**Direction:** Copy every line in which the string "content" occurs.

**Records for this task:**

####

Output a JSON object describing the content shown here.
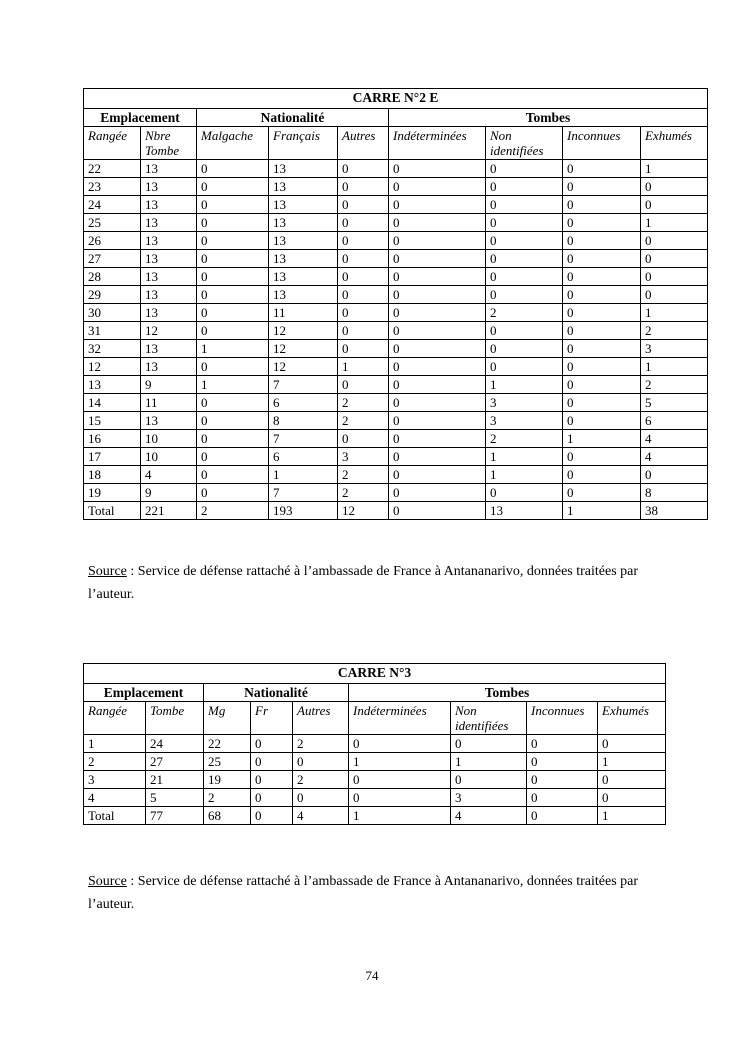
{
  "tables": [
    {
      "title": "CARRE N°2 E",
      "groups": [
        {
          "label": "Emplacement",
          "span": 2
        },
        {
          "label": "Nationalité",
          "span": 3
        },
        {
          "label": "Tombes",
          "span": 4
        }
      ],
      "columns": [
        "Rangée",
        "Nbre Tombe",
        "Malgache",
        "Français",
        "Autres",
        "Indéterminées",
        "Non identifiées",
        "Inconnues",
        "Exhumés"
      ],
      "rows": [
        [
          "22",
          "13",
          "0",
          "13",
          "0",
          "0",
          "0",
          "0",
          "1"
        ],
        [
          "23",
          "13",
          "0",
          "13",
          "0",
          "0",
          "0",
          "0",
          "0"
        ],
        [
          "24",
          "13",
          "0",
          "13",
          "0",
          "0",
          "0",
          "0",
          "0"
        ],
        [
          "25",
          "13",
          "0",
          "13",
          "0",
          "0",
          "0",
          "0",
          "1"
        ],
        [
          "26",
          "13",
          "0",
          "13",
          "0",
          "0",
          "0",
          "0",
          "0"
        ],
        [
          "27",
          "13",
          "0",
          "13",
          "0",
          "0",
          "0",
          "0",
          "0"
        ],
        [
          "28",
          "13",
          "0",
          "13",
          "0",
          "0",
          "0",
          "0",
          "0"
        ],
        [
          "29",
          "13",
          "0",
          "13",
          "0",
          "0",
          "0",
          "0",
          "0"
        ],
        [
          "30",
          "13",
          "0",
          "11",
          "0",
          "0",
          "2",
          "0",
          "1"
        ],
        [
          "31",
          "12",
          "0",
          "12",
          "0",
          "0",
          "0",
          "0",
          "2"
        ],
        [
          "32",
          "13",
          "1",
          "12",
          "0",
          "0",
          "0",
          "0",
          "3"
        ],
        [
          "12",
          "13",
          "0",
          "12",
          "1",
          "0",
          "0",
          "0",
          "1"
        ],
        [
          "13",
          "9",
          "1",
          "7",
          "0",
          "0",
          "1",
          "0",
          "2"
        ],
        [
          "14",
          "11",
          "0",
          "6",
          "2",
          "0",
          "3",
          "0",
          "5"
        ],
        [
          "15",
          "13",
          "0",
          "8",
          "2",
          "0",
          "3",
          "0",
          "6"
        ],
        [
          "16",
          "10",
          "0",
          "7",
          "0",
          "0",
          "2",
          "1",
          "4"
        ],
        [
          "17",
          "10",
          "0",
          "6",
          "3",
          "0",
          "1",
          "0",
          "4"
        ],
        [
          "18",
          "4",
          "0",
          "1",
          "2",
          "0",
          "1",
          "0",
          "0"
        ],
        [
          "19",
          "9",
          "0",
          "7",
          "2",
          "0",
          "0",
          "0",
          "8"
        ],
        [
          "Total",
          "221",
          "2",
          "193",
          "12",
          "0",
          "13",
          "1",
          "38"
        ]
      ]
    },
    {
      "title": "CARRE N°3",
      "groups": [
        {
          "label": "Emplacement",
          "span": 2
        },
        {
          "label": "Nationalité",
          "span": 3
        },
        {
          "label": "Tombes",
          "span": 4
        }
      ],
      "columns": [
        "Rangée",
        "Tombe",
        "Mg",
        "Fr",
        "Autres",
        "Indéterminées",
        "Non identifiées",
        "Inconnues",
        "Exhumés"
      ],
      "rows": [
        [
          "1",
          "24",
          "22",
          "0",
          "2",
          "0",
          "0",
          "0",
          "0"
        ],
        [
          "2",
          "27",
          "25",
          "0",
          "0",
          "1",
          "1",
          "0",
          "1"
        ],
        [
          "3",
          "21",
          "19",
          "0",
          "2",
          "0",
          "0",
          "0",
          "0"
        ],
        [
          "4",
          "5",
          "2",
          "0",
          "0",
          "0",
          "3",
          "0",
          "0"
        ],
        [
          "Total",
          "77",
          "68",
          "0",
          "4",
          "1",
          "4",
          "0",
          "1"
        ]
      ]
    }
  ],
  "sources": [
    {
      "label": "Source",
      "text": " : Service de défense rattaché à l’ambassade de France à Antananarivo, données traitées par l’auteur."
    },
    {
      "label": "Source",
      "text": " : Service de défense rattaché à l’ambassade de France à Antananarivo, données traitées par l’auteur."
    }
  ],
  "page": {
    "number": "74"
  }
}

####

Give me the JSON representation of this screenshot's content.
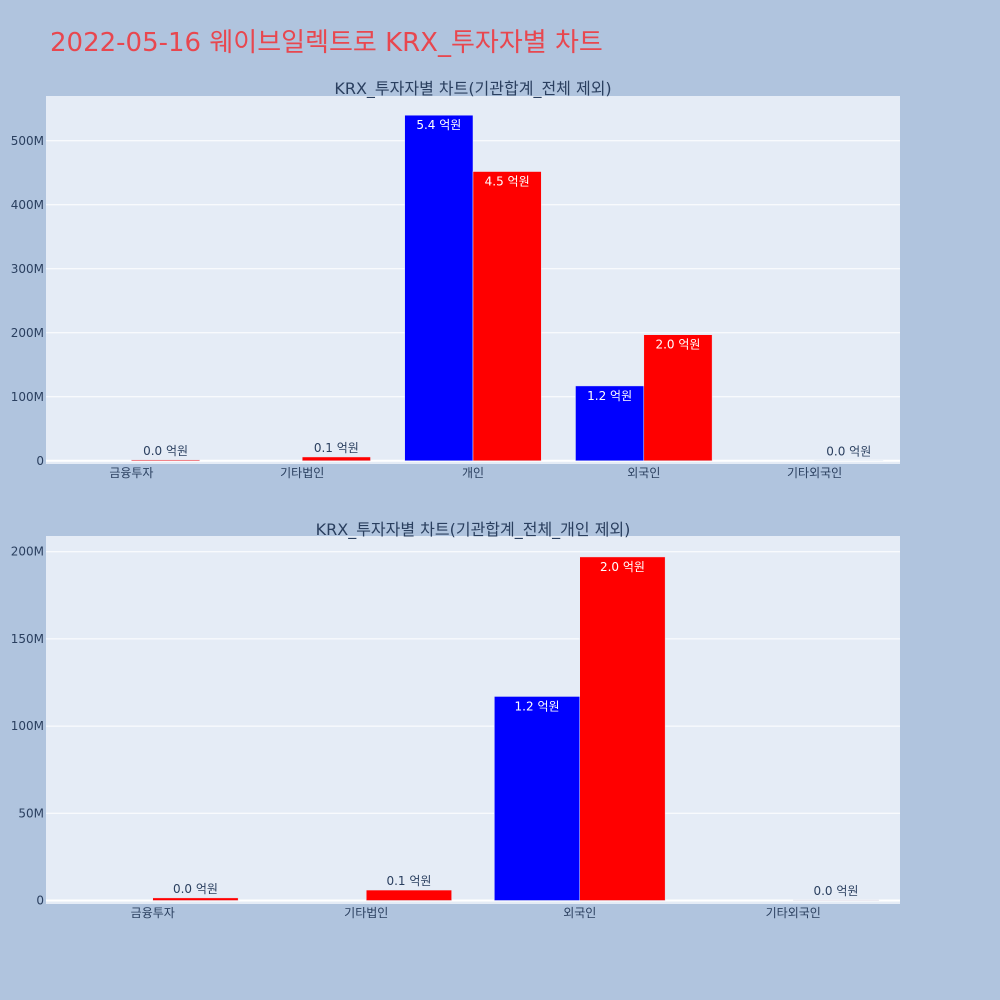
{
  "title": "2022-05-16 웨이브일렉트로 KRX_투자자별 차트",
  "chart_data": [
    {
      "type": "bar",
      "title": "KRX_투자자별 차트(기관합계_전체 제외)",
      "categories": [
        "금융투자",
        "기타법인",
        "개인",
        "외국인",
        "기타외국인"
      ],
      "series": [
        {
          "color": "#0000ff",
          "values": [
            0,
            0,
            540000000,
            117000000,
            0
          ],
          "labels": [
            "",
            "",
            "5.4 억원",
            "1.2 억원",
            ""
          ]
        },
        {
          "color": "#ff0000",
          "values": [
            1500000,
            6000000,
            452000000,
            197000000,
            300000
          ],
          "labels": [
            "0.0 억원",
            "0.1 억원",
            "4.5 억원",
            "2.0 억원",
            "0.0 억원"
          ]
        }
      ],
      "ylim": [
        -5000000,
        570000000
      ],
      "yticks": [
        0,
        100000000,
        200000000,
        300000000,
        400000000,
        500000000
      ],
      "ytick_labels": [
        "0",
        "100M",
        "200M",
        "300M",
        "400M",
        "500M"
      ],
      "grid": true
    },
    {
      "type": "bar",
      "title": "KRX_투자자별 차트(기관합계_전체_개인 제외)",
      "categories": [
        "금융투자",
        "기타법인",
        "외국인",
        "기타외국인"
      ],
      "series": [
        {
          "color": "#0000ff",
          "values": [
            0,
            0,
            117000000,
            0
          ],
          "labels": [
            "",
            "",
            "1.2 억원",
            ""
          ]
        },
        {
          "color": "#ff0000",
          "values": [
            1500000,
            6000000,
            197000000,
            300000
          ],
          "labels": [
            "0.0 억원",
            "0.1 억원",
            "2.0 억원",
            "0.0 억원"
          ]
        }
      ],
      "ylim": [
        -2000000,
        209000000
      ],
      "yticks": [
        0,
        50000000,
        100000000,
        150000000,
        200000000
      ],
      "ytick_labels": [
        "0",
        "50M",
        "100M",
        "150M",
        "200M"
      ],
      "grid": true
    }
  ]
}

####

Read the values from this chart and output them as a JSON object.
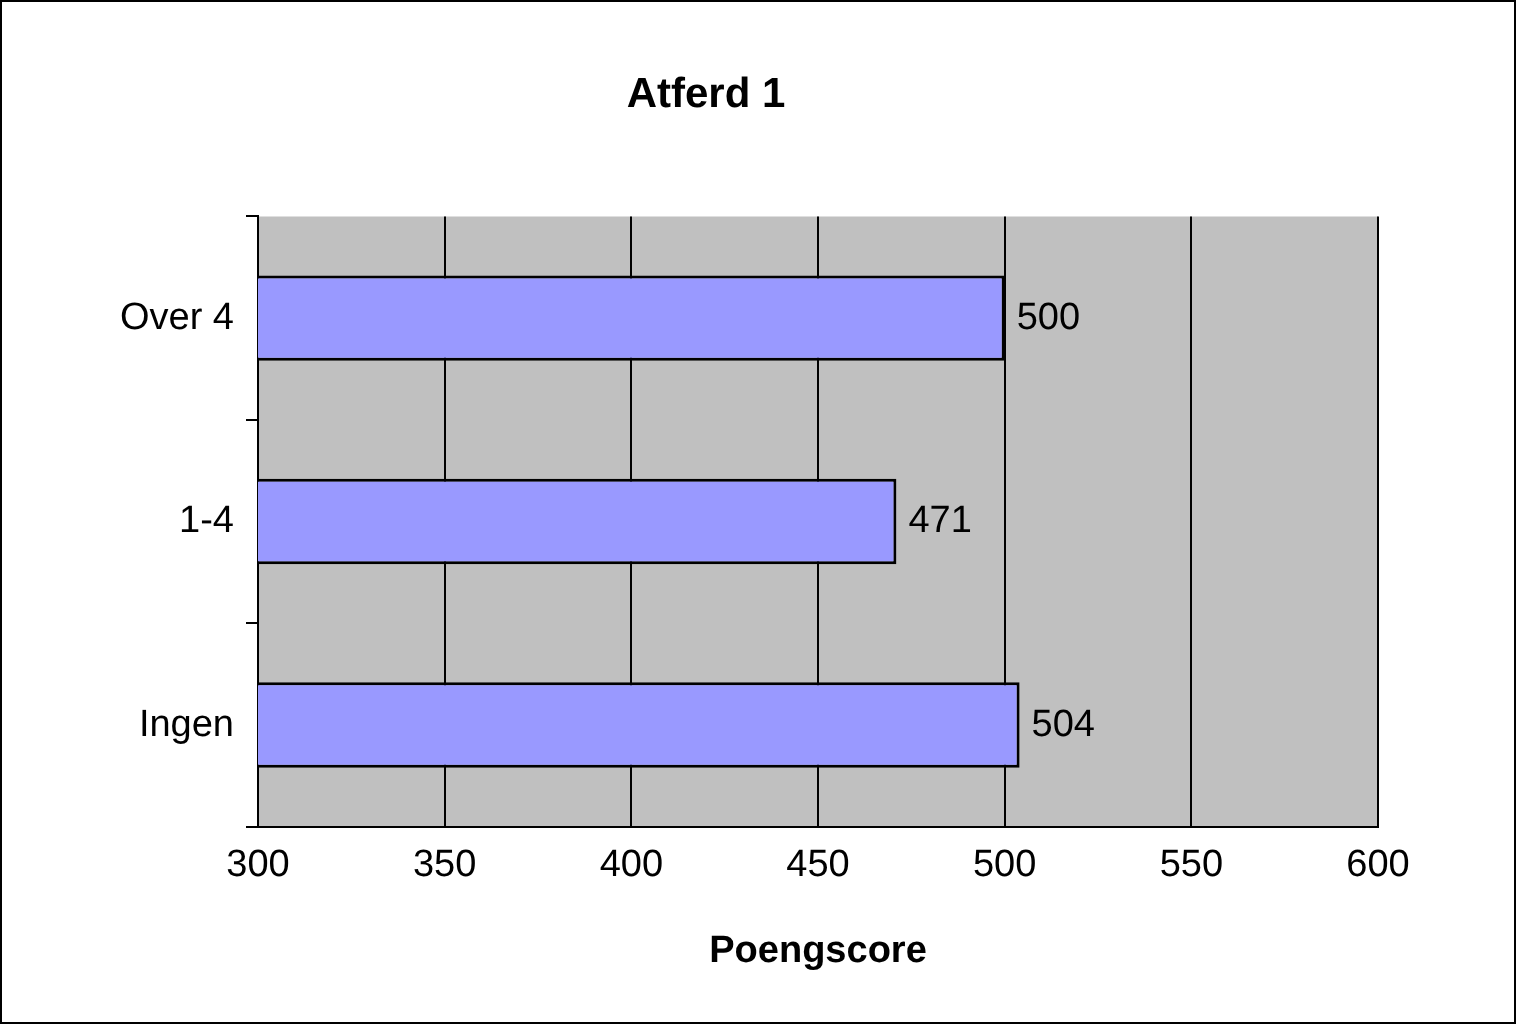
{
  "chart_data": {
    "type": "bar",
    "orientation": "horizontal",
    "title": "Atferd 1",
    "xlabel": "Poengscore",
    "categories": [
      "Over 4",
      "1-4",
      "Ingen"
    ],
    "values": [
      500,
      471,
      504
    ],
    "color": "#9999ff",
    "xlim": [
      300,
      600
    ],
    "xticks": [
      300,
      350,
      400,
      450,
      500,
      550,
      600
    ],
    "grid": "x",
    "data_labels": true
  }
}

####

**Answer for the task:**
Output a JSON object describing the content shown here.
Give me the JSON representation of this screenshot's content.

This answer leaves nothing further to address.